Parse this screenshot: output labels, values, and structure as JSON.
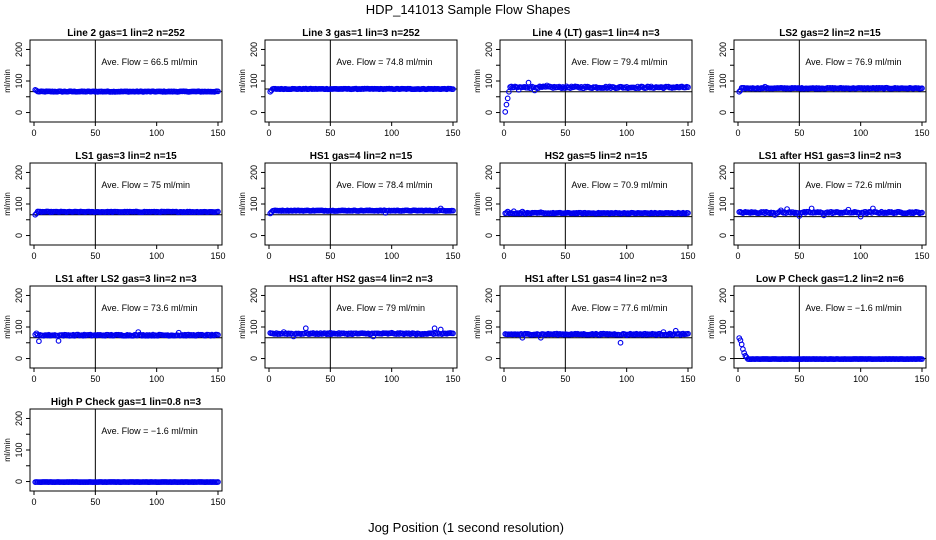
{
  "chart_data": {
    "type": "scatter",
    "title": "HDP_141013  Sample Flow Shapes",
    "xlabel": "Jog Position (1 second resolution)",
    "ylabel": "ml/min",
    "xlim": [
      0,
      150
    ],
    "ylim": [
      0,
      200
    ],
    "xticks": [
      0,
      50,
      100,
      150
    ],
    "yticks": [
      0,
      100,
      200
    ],
    "yticks_minor": [
      50,
      150
    ],
    "vline_x": 50,
    "annotation_prefix": "Ave. Flow = ",
    "annotation_unit": "ml/min",
    "point_color": "#0000ee",
    "panels": [
      {
        "title": "Line 2 gas=1 lin=2 n=252",
        "ave_flow": "66.5",
        "hline": 66.5,
        "base": 66.5,
        "noise": 1.2,
        "spikes": [
          [
            1,
            72
          ],
          [
            2,
            70
          ]
        ],
        "start_lo": null
      },
      {
        "title": "Line 3 gas=1 lin=3 n=252",
        "ave_flow": "74.8",
        "hline": 74.8,
        "base": 74.8,
        "noise": 1.0,
        "spikes": [
          [
            1,
            66
          ],
          [
            2,
            70
          ]
        ],
        "start_lo": null
      },
      {
        "title": "Line 4 (LT) gas=1 lin=4 n=3",
        "ave_flow": "79.4",
        "hline": 66,
        "base": 80,
        "noise": 3,
        "spikes": [
          [
            1,
            2
          ],
          [
            2,
            25
          ],
          [
            3,
            45
          ],
          [
            4,
            66
          ],
          [
            12,
            72
          ],
          [
            20,
            95
          ],
          [
            25,
            70
          ],
          [
            35,
            86
          ]
        ],
        "start_lo": null
      },
      {
        "title": "LS2 gas=2 lin=2 n=15",
        "ave_flow": "76.9",
        "hline": 66,
        "base": 77,
        "noise": 1.5,
        "spikes": [
          [
            1,
            66
          ],
          [
            2,
            70
          ],
          [
            22,
            82
          ]
        ],
        "start_lo": null
      },
      {
        "title": "LS1 gas=3 lin=2 n=15",
        "ave_flow": "75",
        "hline": 66,
        "base": 75,
        "noise": 1.2,
        "spikes": [
          [
            1,
            66
          ],
          [
            2,
            70
          ]
        ],
        "start_lo": null
      },
      {
        "title": "HS1 gas=4 lin=2 n=15",
        "ave_flow": "78.4",
        "hline": 66,
        "base": 79,
        "noise": 1.2,
        "spikes": [
          [
            1,
            70
          ],
          [
            2,
            74
          ],
          [
            95,
            72
          ],
          [
            140,
            86
          ]
        ],
        "start_lo": null
      },
      {
        "title": "HS2 gas=5 lin=2 n=15",
        "ave_flow": "70.9",
        "hline": 60,
        "base": 71,
        "noise": 1.5,
        "spikes": [
          [
            3,
            76
          ],
          [
            8,
            77
          ],
          [
            15,
            76
          ],
          [
            30,
            74
          ]
        ],
        "start_lo": null
      },
      {
        "title": "LS1 after HS1 gas=3 lin=2 n=3",
        "ave_flow": "72.6",
        "hline": 60,
        "base": 73,
        "noise": 2.5,
        "spikes": [
          [
            30,
            65
          ],
          [
            35,
            80
          ],
          [
            40,
            84
          ],
          [
            50,
            62
          ],
          [
            60,
            86
          ],
          [
            70,
            64
          ],
          [
            90,
            82
          ],
          [
            100,
            60
          ],
          [
            110,
            86
          ]
        ],
        "start_lo": null
      },
      {
        "title": "LS1 after LS2 gas=3 lin=2 n=3",
        "ave_flow": "73.6",
        "hline": 66,
        "base": 74,
        "noise": 2,
        "spikes": [
          [
            2,
            80
          ],
          [
            4,
            55
          ],
          [
            20,
            56
          ],
          [
            35,
            76
          ],
          [
            85,
            84
          ],
          [
            118,
            82
          ]
        ],
        "start_lo": null
      },
      {
        "title": "HS1 after HS2 gas=4 lin=2 n=3",
        "ave_flow": "79",
        "hline": 66,
        "base": 79,
        "noise": 2,
        "spikes": [
          [
            12,
            84
          ],
          [
            20,
            70
          ],
          [
            30,
            96
          ],
          [
            50,
            82
          ],
          [
            85,
            70
          ],
          [
            100,
            82
          ],
          [
            120,
            76
          ],
          [
            135,
            96
          ],
          [
            140,
            92
          ]
        ],
        "start_lo": null
      },
      {
        "title": "HS1 after LS1 gas=4 lin=2 n=3",
        "ave_flow": "77.6",
        "hline": 66,
        "base": 77,
        "noise": 2,
        "spikes": [
          [
            10,
            76
          ],
          [
            15,
            66
          ],
          [
            30,
            66
          ],
          [
            45,
            78
          ],
          [
            70,
            76
          ],
          [
            95,
            50
          ],
          [
            100,
            74
          ],
          [
            130,
            84
          ],
          [
            140,
            88
          ]
        ],
        "start_lo": null
      },
      {
        "title": "Low P Check gas=1.2 lin=2 n=6",
        "ave_flow": "−1.6",
        "hline": 0,
        "base": -1.6,
        "noise": 0.4,
        "spikes": [
          [
            1,
            65
          ],
          [
            2,
            58
          ],
          [
            3,
            45
          ],
          [
            4,
            30
          ],
          [
            5,
            18
          ],
          [
            6,
            9
          ],
          [
            7,
            4
          ]
        ],
        "start_lo": null
      },
      {
        "title": "High P Check gas=1 lin=0.8 n=3",
        "ave_flow": "−1.6",
        "hline": null,
        "base": -1.6,
        "noise": 0.3,
        "spikes": [],
        "start_lo": null
      }
    ]
  }
}
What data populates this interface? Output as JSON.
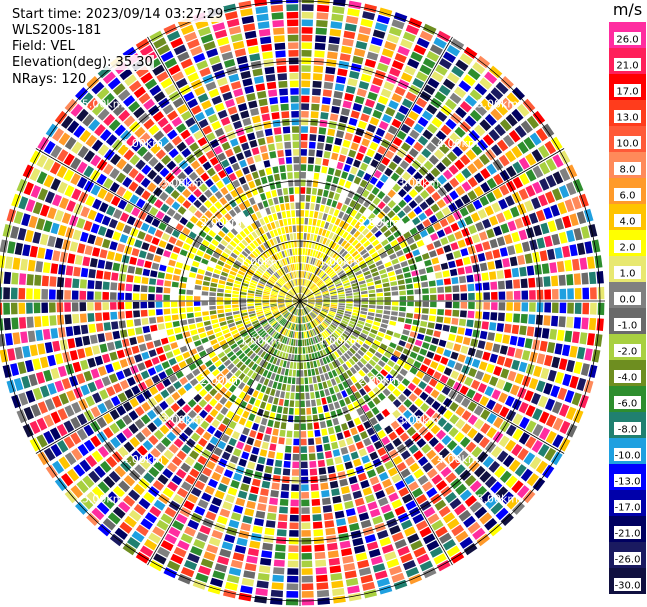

* * * * *

- SHORT PROBLEM: Without the pictures, copy the material exactly as given.

- FINISHED EXERCISE:
Parse this screenshot: output labels, values, and structure as JSON.
{
  "chart_data": {
    "type": "scatter",
    "title": "HDP_141013  Sample Flow Shapes",
    "xlabel": "Jog Position (1 second resolution)",
    "ylabel": "ml/min",
    "xlim": [
      0,
      150
    ],
    "ylim": [
      0,
      200
    ],
    "xticks": [
      0,
      50,
      100,
      150
    ],
    "yticks": [
      0,
      100,
      200
    ],
    "yticks_minor": [
      50,
      150
    ],
    "vline_x": 50,
    "annotation_prefix": "Ave. Flow = ",
    "annotation_unit": "ml/min",
    "point_color": "#0000ee",
    "panels": [
      {
        "title": "Line 2 gas=1 lin=2 n=252",
        "ave_flow": "66.5",
        "hline": 66.5,
        "base": 66.5,
        "noise": 1.2,
        "spikes": [
          [
            1,
            72
          ],
          [
            2,
            70
          ]
        ],
        "start_lo": null
      },
      {
        "title": "Line 3 gas=1 lin=3 n=252",
        "ave_flow": "74.8",
        "hline": 74.8,
        "base": 74.8,
        "noise": 1.0,
        "spikes": [
          [
            1,
            66
          ],
          [
            2,
            70
          ]
        ],
        "start_lo": null
      },
      {
        "title": "Line 4 (LT) gas=1 lin=4 n=3",
        "ave_flow": "79.4",
        "hline": 66,
        "base": 80,
        "noise": 3,
        "spikes": [
          [
            1,
            2
          ],
          [
            2,
            25
          ],
          [
            3,
            45
          ],
          [
            4,
            66
          ],
          [
            12,
            72
          ],
          [
            20,
            95
          ],
          [
            25,
            70
          ],
          [
            35,
            86
          ]
        ],
        "start_lo": null
      },
      {
        "title": "LS2 gas=2 lin=2 n=15",
        "ave_flow": "76.9",
        "hline": 66,
        "base": 77,
        "noise": 1.5,
        "spikes": [
          [
            1,
            66
          ],
          [
            2,
            70
          ],
          [
            22,
            82
          ]
        ],
        "start_lo": null
      },
      {
        "title": "LS1 gas=3 lin=2 n=15",
        "ave_flow": "75",
        "hline": 66,
        "base": 75,
        "noise": 1.2,
        "spikes": [
          [
            1,
            66
          ],
          [
            2,
            70
          ]
        ],
        "start_lo": null
      },
      {
        "title": "HS1 gas=4 lin=2 n=15",
        "ave_flow": "78.4",
        "hline": 66,
        "base": 79,
        "noise": 1.2,
        "spikes": [
          [
            1,
            70
          ],
          [
            2,
            74
          ],
          [
            95,
            72
          ],
          [
            140,
            86
          ]
        ],
        "start_lo": null
      },
      {
        "title": "HS2 gas=5 lin=2 n=15",
        "ave_flow": "70.9",
        "hline": 60,
        "base": 71,
        "noise": 1.5,
        "spikes": [
          [
            3,
            76
          ],
          [
            8,
            77
          ],
          [
            15,
            76
          ],
          [
            30,
            74
          ]
        ],
        "start_lo": null
      },
      {
        "title": "LS1 after HS1 gas=3 lin=2 n=3",
        "ave_flow": "72.6",
        "hline": 60,
        "base": 73,
        "noise": 2.5,
        "spikes": [
          [
            30,
            65
          ],
          [
            35,
            80
          ],
          [
            40,
            84
          ],
          [
            50,
            62
          ],
          [
            60,
            86
          ],
          [
            70,
            64
          ],
          [
            90,
            82
          ],
          [
            100,
            60
          ],
          [
            110,
            86
          ]
        ],
        "start_lo": null
      },
      {
        "title": "LS1 after LS2 gas=3 lin=2 n=3",
        "ave_flow": "73.6",
        "hline": 66,
        "base": 74,
        "noise": 2,
        "spikes": [
          [
            2,
            80
          ],
          [
            4,
            55
          ],
          [
            20,
            56
          ],
          [
            35,
            76
          ],
          [
            85,
            84
          ],
          [
            118,
            82
          ]
        ],
        "start_lo": null
      },
      {
        "title": "HS1 after HS2 gas=4 lin=2 n=3",
        "ave_flow": "79",
        "hline": 66,
        "base": 79,
        "noise": 2,
        "spikes": [
          [
            12,
            84
          ],
          [
            20,
            70
          ],
          [
            30,
            96
          ],
          [
            50,
            82
          ],
          [
            85,
            70
          ],
          [
            100,
            82
          ],
          [
            120,
            76
          ],
          [
            135,
            96
          ],
          [
            140,
            92
          ]
        ],
        "start_lo": null
      },
      {
        "title": "HS1 after LS1 gas=4 lin=2 n=3",
        "ave_flow": "77.6",
        "hline": 66,
        "base": 77,
        "noise": 2,
        "spikes": [
          [
            10,
            76
          ],
          [
            15,
            66
          ],
          [
            30,
            66
          ],
          [
            45,
            78
          ],
          [
            70,
            76
          ],
          [
            95,
            50
          ],
          [
            100,
            74
          ],
          [
            130,
            84
          ],
          [
            140,
            88
          ]
        ],
        "start_lo": null
      },
      {
        "title": "Low P Check gas=1.2 lin=2 n=6",
        "ave_flow": "−1.6",
        "hline": 0,
        "base": -1.6,
        "noise": 0.4,
        "spikes": [
          [
            1,
            65
          ],
          [
            2,
            58
          ],
          [
            3,
            45
          ],
          [
            4,
            30
          ],
          [
            5,
            18
          ],
          [
            6,
            9
          ],
          [
            7,
            4
          ]
        ],
        "start_lo": null
      },
      {
        "title": "High P Check gas=1 lin=0.8 n=3",
        "ave_flow": "−1.6",
        "hline": null,
        "base": -1.6,
        "noise": 0.3,
        "spikes": [],
        "start_lo": null
      }
    ]
  }
}
What data populates this interface? Output as JSON.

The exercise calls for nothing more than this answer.